* _Written task_
Below is a block of records; repeat each one exactly.

## START Recorded information

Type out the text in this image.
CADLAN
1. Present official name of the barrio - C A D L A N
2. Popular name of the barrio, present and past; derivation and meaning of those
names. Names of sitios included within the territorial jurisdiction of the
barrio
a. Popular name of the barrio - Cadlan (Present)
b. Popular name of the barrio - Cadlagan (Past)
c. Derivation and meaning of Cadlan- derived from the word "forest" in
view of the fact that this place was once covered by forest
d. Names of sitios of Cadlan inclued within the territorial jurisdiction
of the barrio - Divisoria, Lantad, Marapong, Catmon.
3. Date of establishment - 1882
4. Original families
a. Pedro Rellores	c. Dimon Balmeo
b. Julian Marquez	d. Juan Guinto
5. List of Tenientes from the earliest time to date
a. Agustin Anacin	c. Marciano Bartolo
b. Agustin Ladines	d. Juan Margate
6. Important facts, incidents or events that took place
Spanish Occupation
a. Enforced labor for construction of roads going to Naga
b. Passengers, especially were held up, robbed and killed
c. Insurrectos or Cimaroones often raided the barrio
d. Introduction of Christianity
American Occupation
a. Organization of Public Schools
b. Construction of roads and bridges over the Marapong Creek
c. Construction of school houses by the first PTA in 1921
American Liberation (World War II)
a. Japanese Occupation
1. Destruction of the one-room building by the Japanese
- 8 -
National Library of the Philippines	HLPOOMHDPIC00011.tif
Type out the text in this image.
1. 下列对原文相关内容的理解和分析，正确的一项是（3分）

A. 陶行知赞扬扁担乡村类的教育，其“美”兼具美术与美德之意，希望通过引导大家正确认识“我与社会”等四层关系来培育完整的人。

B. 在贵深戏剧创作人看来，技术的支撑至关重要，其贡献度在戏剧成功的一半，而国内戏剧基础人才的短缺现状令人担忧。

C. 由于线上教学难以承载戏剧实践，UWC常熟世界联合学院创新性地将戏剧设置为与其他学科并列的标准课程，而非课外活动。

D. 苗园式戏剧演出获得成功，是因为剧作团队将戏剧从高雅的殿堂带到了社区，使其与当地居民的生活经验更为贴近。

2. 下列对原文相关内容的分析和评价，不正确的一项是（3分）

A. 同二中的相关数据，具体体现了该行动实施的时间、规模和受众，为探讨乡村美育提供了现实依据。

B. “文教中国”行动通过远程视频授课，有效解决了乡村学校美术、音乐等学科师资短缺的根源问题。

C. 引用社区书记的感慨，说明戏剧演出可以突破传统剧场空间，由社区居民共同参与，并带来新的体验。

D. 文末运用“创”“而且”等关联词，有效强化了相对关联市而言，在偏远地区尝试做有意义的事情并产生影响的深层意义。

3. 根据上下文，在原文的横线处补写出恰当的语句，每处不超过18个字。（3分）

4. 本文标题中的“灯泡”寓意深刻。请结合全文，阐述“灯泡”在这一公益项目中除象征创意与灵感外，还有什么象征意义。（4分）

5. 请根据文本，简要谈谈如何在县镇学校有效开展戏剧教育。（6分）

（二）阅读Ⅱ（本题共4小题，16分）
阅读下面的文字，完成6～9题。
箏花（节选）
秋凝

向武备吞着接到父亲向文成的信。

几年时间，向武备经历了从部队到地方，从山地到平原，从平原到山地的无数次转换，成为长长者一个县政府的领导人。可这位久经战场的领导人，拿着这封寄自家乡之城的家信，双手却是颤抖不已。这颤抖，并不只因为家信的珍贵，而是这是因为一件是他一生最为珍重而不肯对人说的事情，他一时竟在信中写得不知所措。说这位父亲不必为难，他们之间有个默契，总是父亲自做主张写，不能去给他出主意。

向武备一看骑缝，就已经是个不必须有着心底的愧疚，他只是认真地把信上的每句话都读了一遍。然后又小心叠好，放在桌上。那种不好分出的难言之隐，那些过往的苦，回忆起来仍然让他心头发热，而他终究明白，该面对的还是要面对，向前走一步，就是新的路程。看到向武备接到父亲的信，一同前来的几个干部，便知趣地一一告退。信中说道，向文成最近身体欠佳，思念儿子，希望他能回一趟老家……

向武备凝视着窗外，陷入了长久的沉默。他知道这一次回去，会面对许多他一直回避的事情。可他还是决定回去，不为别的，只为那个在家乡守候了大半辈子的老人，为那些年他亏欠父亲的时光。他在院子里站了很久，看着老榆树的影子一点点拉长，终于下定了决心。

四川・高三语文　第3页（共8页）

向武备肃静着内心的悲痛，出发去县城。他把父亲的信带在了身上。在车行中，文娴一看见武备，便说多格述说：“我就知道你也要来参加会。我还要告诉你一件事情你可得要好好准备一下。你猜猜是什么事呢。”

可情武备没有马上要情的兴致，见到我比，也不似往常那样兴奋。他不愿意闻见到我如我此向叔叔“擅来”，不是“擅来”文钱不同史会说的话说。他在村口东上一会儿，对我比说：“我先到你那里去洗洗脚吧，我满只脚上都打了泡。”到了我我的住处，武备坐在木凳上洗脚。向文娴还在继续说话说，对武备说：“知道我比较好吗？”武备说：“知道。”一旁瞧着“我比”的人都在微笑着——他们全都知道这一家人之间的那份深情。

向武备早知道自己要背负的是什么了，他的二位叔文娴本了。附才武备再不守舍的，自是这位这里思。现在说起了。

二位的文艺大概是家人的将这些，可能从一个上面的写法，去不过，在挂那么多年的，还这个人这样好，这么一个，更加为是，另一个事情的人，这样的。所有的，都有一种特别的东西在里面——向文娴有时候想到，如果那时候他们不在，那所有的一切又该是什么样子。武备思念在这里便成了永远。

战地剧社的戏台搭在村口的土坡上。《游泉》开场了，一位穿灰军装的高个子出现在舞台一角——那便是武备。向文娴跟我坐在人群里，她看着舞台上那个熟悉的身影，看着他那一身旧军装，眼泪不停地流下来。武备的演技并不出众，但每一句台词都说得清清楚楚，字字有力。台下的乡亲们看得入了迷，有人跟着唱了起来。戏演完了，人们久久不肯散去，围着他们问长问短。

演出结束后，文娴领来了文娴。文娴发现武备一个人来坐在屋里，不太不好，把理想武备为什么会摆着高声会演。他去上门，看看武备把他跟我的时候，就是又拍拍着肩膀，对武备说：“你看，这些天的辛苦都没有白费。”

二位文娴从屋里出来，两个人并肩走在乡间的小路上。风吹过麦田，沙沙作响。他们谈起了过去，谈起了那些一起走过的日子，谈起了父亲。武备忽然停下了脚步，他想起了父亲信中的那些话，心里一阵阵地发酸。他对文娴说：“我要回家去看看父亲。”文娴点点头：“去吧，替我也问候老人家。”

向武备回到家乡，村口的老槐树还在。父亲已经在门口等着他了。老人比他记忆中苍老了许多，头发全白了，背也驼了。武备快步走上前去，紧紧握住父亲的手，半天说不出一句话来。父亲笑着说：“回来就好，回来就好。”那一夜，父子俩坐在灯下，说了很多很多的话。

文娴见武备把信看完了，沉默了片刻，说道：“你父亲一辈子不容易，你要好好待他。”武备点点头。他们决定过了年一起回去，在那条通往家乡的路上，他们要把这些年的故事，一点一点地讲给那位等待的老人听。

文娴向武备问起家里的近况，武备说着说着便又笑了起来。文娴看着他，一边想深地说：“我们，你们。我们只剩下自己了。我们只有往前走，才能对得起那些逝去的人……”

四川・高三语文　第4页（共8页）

## END Recorded information

* _Complete response_
Type out the text in this image.
CADLAN
1. Present official name of the barrio - C A D L A N
2. Popular name of the barrio, present and past; derivation and meaning of those
names. Names of sitios included within the territorial jurisdiction of the
barrio
a. Popular name of the barrio - Cadlan (Present)
b. Popular name of the barrio - Cadlagan (Past)
c. Derivation and meaning of Cadlan- derived from the word "forest" in
view of the fact that this place was once covered by forest
d. Names of sitios of Cadlan inclued within the territorial jurisdiction
of the barrio - Divisoria, Lantad, Marapong, Catmon.
3. Date of establishment - 1882
4. Original families
a. Pedro Rellores	c. Dimon Balmeo
b. Julian Marquez	d. Juan Guinto
5. List of Tenientes from the earliest time to date
a. Agustin Anacin	c. Marciano Bartolo
b. Agustin Ladines	d. Juan Margate
6. Important facts, incidents or events that took place
Spanish Occupation
a. Enforced labor for construction of roads going to Naga
b. Passengers, especially were held up, robbed and killed
c. Insurrectos or Cimaroones often raided the barrio
d. Introduction of Christianity
American Occupation
a. Organization of Public Schools
b. Construction of roads and bridges over the Marapong Creek
c. Construction of school houses by the first PTA in 1921
American Liberation (World War II)
a. Japanese Occupation
1. Destruction of the one-room building by the Japanese
- 8 -
National Library of the Philippines	HLPOOMHDPIC00011.tif
Type out the text in this image.
1. 下列对原文相关内容的理解和分析，正确的一项是（3分）

A. 陶行知赞扬扁担乡村类的教育，其“美”兼具美术与美德之意，希望通过引导大家正确认识“我与社会”等四层关系来培育完整的人。

B. 在贵深戏剧创作人看来，技术的支撑至关重要，其贡献度在戏剧成功的一半，而国内戏剧基础人才的短缺现状令人担忧。

C. 由于线上教学难以承载戏剧实践，UWC常熟世界联合学院创新性地将戏剧设置为与其他学科并列的标准课程，而非课外活动。

D. 苗园式戏剧演出获得成功，是因为剧作团队将戏剧从高雅的殿堂带到了社区，使其与当地居民的生活经验更为贴近。

2. 下列对原文相关内容的分析和评价，不正确的一项是（3分）

A. 同二中的相关数据，具体体现了该行动实施的时间、规模和受众，为探讨乡村美育提供了现实依据。

B. “文教中国”行动通过远程视频授课，有效解决了乡村学校美术、音乐等学科师资短缺的根源问题。

C. 引用社区书记的感慨，说明戏剧演出可以突破传统剧场空间，由社区居民共同参与，并带来新的体验。

D. 文末运用“创”“而且”等关联词，有效强化了相对关联市而言，在偏远地区尝试做有意义的事情并产生影响的深层意义。

3. 根据上下文，在原文的横线处补写出恰当的语句，每处不超过18个字。（3分）

4. 本文标题中的“灯泡”寓意深刻。请结合全文，阐述“灯泡”在这一公益项目中除象征创意与灵感外，还有什么象征意义。（4分）

5. 请根据文本，简要谈谈如何在县镇学校有效开展戏剧教育。（6分）

（二）阅读Ⅱ（本题共4小题，16分）
阅读下面的文字，完成6～9题。
箏花（节选）
秋凝

向武备吞着接到父亲向文成的信。

几年时间，向武备经历了从部队到地方，从山地到平原，从平原到山地的无数次转换，成为长长者一个县政府的领导人。可这位久经战场的领导人，拿着这封寄自家乡之城的家信，双手却是颤抖不已。这颤抖，并不只因为家信的珍贵，而是这是因为一件是他一生最为珍重而不肯对人说的事情，他一时竟在信中写得不知所措。说这位父亲不必为难，他们之间有个默契，总是父亲自做主张写，不能去给他出主意。

向武备一看骑缝，就已经是个不必须有着心底的愧疚，他只是认真地把信上的每句话都读了一遍。然后又小心叠好，放在桌上。那种不好分出的难言之隐，那些过往的苦，回忆起来仍然让他心头发热，而他终究明白，该面对的还是要面对，向前走一步，就是新的路程。看到向武备接到父亲的信，一同前来的几个干部，便知趣地一一告退。信中说道，向文成最近身体欠佳，思念儿子，希望他能回一趟老家……

向武备凝视着窗外，陷入了长久的沉默。他知道这一次回去，会面对许多他一直回避的事情。可他还是决定回去，不为别的，只为那个在家乡守候了大半辈子的老人，为那些年他亏欠父亲的时光。他在院子里站了很久，看着老榆树的影子一点点拉长，终于下定了决心。

四川・高三语文　第3页（共8页）

向武备肃静着内心的悲痛，出发去县城。他把父亲的信带在了身上。在车行中，文娴一看见武备，便说多格述说：“我就知道你也要来参加会。我还要告诉你一件事情你可得要好好准备一下。你猜猜是什么事呢。”

可情武备没有马上要情的兴致，见到我比，也不似往常那样兴奋。他不愿意闻见到我如我此向叔叔“擅来”，不是“擅来”文钱不同史会说的话说。他在村口东上一会儿，对我比说：“我先到你那里去洗洗脚吧，我满只脚上都打了泡。”到了我我的住处，武备坐在木凳上洗脚。向文娴还在继续说话说，对武备说：“知道我比较好吗？”武备说：“知道。”一旁瞧着“我比”的人都在微笑着——他们全都知道这一家人之间的那份深情。

向武备早知道自己要背负的是什么了，他的二位叔文娴本了。附才武备再不守舍的，自是这位这里思。现在说起了。

二位的文艺大概是家人的将这些，可能从一个上面的写法，去不过，在挂那么多年的，还这个人这样好，这么一个，更加为是，另一个事情的人，这样的。所有的，都有一种特别的东西在里面——向文娴有时候想到，如果那时候他们不在，那所有的一切又该是什么样子。武备思念在这里便成了永远。

战地剧社的戏台搭在村口的土坡上。《游泉》开场了，一位穿灰军装的高个子出现在舞台一角——那便是武备。向文娴跟我坐在人群里，她看着舞台上那个熟悉的身影，看着他那一身旧军装，眼泪不停地流下来。武备的演技并不出众，但每一句台词都说得清清楚楚，字字有力。台下的乡亲们看得入了迷，有人跟着唱了起来。戏演完了，人们久久不肯散去，围着他们问长问短。

演出结束后，文娴领来了文娴。文娴发现武备一个人来坐在屋里，不太不好，把理想武备为什么会摆着高声会演。他去上门，看看武备把他跟我的时候，就是又拍拍着肩膀，对武备说：“你看，这些天的辛苦都没有白费。”

二位文娴从屋里出来，两个人并肩走在乡间的小路上。风吹过麦田，沙沙作响。他们谈起了过去，谈起了那些一起走过的日子，谈起了父亲。武备忽然停下了脚步，他想起了父亲信中的那些话，心里一阵阵地发酸。他对文娴说：“我要回家去看看父亲。”文娴点点头：“去吧，替我也问候老人家。”

向武备回到家乡，村口的老槐树还在。父亲已经在门口等着他了。老人比他记忆中苍老了许多，头发全白了，背也驼了。武备快步走上前去，紧紧握住父亲的手，半天说不出一句话来。父亲笑着说：“回来就好，回来就好。”那一夜，父子俩坐在灯下，说了很多很多的话。

文娴见武备把信看完了，沉默了片刻，说道：“你父亲一辈子不容易，你要好好待他。”武备点点头。他们决定过了年一起回去，在那条通往家乡的路上，他们要把这些年的故事，一点一点地讲给那位等待的老人听。

文娴向武备问起家里的近况，武备说着说着便又笑了起来。文娴看着他，一边想深地说：“我们，你们。我们只剩下自己了。我们只有往前走，才能对得起那些逝去的人……”

四川・高三语文　第4页（共8页）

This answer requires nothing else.